▶ _WHAT IS REQUIRED_: Rewrite the data below, substituting "legend-text" for every occurrence of "legend-label" and leaving everything else unchanged.

----------

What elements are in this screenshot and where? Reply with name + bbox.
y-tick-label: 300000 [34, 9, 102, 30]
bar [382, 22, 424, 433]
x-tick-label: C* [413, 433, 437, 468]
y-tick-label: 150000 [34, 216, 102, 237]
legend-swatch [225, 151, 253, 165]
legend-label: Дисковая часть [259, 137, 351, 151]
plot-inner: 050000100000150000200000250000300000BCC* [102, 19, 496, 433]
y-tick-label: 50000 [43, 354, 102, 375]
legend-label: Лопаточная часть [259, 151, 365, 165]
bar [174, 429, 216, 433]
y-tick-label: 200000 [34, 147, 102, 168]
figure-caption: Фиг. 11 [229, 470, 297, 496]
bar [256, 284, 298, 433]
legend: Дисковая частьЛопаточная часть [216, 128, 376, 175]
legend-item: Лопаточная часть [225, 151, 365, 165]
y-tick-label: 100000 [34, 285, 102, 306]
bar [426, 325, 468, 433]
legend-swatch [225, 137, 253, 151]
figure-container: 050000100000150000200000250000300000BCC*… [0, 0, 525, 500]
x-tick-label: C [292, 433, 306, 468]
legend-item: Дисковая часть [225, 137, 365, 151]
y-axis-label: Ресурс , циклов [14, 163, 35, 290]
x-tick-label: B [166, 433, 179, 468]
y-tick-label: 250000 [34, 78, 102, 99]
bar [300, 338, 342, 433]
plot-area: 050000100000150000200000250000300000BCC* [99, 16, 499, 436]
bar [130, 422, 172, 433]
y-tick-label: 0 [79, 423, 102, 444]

----------

▶ _RESPONSE TO THE TASK_:
What elements are in this screenshot and where? Reply with name + bbox.
y-tick-label: 300000 [34, 9, 102, 30]
bar [382, 22, 424, 433]
x-tick-label: C* [413, 433, 437, 468]
y-tick-label: 150000 [34, 216, 102, 237]
legend-swatch [225, 151, 253, 165]
legend-text: Дисковая часть [259, 137, 351, 151]
plot-inner: 050000100000150000200000250000300000BCC* [102, 19, 496, 433]
y-tick-label: 50000 [43, 354, 102, 375]
legend-text: Лопаточная часть [259, 151, 365, 165]
bar [174, 429, 216, 433]
y-tick-label: 200000 [34, 147, 102, 168]
figure-caption: Фиг. 11 [229, 470, 297, 496]
bar [256, 284, 298, 433]
legend: Дисковая частьЛопаточная часть [216, 128, 376, 175]
legend-item: Лопаточная часть [225, 151, 365, 165]
y-tick-label: 100000 [34, 285, 102, 306]
bar [426, 325, 468, 433]
legend-swatch [225, 137, 253, 151]
figure-container: 050000100000150000200000250000300000BCC*… [0, 0, 525, 500]
x-tick-label: C [292, 433, 306, 468]
legend-item: Дисковая часть [225, 137, 365, 151]
y-axis-label: Ресурс , циклов [14, 163, 35, 290]
x-tick-label: B [166, 433, 179, 468]
y-tick-label: 250000 [34, 78, 102, 99]
bar [300, 338, 342, 433]
plot-area: 050000100000150000200000250000300000BCC* [99, 16, 499, 436]
bar [130, 422, 172, 433]
y-tick-label: 0 [79, 423, 102, 444]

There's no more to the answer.